Exercise set:
A – In the passage on MPEG-4 audio profiles, which parameters do a profile's levels usually limit?
B – Write out the part of the passage on MPEG-4 audio profiles that begins at the words "Hierarchical structure of" and ends after "the same time.".

Passage given:

Hierarchical structure of AAC Profile, HE-AAC Profile and HE-AAC v2 Profile, and compatibility between them. The HE-AAC Profile decoder is fully capable of decoding any AAC Profile stream. Similarly the HE-AAC v2 decoder can handle all HE-AAC Profile streams as well as all AAC Profile streams. Based on the MPEG-4 Part 3 technical specification.

The MPEG-4 Audio standard defines several profiles. These profiles are based on the object types and each profile supports different list of object types. Each profile may also have several levels, which limit some parameters of the tools present in a profile. These parameters usually are the sampling rate and the number of audio channels decoded at the same time.

Given data:
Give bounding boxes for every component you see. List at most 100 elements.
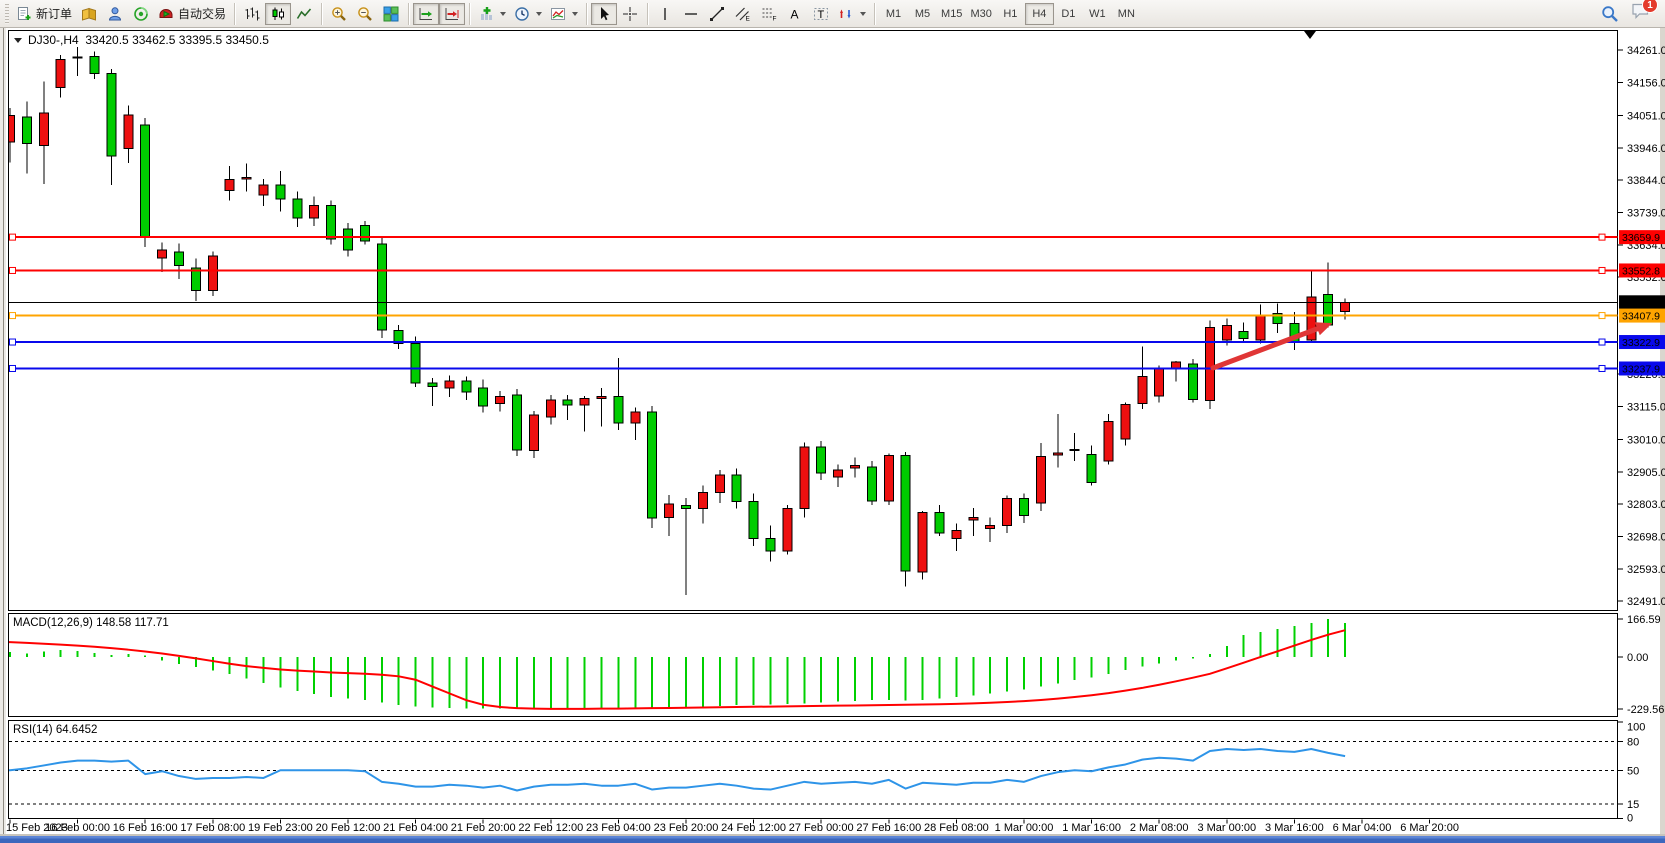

Outputs by task:
A – The sampling rate and the number of audio channels decoded at the same time.

B –
Hierarchical structure of AAC Profile, HE-AAC Profile and HE-AAC v2 Profile, and compatibility between them. The HE-AAC Profile decoder is fully capable of decoding any AAC Profile stream. Similarly the HE-AAC v2 decoder can handle all HE-AAC Profile streams as well as all AAC Profile streams. Based on the MPEG-4 Part 3 technical specification.

The MPEG-4 Audio standard defines several profiles. These profiles are based on the object types and each profile supports different list of object types. Each profile may also have several levels, which limit some parameters of the tools present in a profile. These parameters usually are the sampling rate and the number of audio channels decoded at the same time.